* OBJECTIVE
Locate every line that holds the string "Cakes" and copy it.

Collected data entries

· · · · · · ·

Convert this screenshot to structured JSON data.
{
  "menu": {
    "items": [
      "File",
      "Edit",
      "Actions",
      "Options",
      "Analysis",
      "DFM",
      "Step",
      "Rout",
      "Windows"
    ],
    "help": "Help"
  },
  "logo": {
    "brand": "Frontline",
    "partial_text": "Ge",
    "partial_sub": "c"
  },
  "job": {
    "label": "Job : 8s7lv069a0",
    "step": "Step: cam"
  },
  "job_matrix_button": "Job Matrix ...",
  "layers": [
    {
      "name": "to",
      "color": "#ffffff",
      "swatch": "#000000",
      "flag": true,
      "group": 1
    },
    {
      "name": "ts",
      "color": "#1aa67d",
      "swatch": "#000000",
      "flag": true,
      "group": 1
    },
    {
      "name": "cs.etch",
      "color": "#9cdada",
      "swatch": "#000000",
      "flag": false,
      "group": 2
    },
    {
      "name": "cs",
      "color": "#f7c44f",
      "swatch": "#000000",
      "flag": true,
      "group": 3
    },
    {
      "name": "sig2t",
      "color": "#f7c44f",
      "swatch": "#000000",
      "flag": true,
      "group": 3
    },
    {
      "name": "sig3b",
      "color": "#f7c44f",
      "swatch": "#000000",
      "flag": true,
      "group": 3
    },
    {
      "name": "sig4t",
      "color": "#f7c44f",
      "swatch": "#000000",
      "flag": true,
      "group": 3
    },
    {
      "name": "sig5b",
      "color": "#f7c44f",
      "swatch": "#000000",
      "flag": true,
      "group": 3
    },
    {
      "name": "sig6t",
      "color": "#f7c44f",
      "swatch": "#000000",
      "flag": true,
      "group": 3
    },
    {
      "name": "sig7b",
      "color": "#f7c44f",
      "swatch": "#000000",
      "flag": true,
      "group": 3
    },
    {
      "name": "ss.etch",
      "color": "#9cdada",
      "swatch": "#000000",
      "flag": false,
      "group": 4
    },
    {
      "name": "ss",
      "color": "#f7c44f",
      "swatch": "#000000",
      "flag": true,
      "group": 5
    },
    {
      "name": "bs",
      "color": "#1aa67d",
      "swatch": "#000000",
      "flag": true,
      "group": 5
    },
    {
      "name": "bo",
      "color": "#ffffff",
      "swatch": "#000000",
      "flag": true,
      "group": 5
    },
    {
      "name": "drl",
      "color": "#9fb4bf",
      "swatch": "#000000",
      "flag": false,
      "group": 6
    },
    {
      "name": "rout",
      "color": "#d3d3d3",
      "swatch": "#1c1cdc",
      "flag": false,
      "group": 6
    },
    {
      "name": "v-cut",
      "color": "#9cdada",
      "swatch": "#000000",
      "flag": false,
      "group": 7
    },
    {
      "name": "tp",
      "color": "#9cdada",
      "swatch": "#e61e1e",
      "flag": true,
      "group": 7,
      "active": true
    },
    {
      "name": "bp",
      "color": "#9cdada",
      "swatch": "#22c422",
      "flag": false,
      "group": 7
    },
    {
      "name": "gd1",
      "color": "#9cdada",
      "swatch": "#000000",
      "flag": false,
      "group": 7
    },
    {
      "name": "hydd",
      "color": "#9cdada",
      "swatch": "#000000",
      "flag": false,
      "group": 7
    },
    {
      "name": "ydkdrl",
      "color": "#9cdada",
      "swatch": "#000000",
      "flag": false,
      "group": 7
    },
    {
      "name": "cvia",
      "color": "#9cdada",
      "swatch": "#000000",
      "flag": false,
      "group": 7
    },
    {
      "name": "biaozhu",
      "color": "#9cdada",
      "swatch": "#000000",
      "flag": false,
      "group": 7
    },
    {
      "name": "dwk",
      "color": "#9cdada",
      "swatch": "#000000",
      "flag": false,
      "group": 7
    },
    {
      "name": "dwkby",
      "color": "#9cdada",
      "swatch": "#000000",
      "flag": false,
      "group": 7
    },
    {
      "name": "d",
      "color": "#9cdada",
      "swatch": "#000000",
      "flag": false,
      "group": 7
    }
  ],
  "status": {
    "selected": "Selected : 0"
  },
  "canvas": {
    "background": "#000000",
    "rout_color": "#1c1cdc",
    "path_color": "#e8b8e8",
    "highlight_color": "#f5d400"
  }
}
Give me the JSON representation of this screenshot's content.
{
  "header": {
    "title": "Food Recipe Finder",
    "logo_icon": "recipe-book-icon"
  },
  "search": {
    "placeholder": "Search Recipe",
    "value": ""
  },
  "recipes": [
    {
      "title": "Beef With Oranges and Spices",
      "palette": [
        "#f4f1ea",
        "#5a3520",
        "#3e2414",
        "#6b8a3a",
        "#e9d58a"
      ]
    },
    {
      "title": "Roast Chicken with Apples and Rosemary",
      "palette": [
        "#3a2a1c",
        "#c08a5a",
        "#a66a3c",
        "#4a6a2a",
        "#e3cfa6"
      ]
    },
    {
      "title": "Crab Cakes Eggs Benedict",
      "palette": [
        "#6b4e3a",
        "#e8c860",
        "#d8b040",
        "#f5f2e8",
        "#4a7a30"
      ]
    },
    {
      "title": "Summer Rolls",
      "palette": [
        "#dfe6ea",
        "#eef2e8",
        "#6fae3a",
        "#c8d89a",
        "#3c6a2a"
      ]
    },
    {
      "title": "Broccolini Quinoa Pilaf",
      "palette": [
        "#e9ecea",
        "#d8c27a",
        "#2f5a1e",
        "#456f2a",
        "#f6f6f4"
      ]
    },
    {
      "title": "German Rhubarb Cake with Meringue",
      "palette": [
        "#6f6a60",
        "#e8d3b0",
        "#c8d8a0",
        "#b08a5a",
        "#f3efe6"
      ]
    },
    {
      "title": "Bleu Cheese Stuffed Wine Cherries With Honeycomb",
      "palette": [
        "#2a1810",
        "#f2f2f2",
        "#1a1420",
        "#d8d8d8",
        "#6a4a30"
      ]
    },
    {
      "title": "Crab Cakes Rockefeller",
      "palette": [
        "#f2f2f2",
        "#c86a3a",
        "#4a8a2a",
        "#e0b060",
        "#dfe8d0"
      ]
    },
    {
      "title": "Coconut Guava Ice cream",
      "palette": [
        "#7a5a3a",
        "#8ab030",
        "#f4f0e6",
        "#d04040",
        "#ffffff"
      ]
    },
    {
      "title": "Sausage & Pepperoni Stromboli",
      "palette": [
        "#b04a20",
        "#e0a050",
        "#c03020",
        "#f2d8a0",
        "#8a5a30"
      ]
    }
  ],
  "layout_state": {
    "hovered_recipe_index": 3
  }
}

· · · · · · ·

* EXPECTED ANSWER
      "title": "Crab Cakes Eggs Benedict",
      "title": "Crab Cakes Rockefeller",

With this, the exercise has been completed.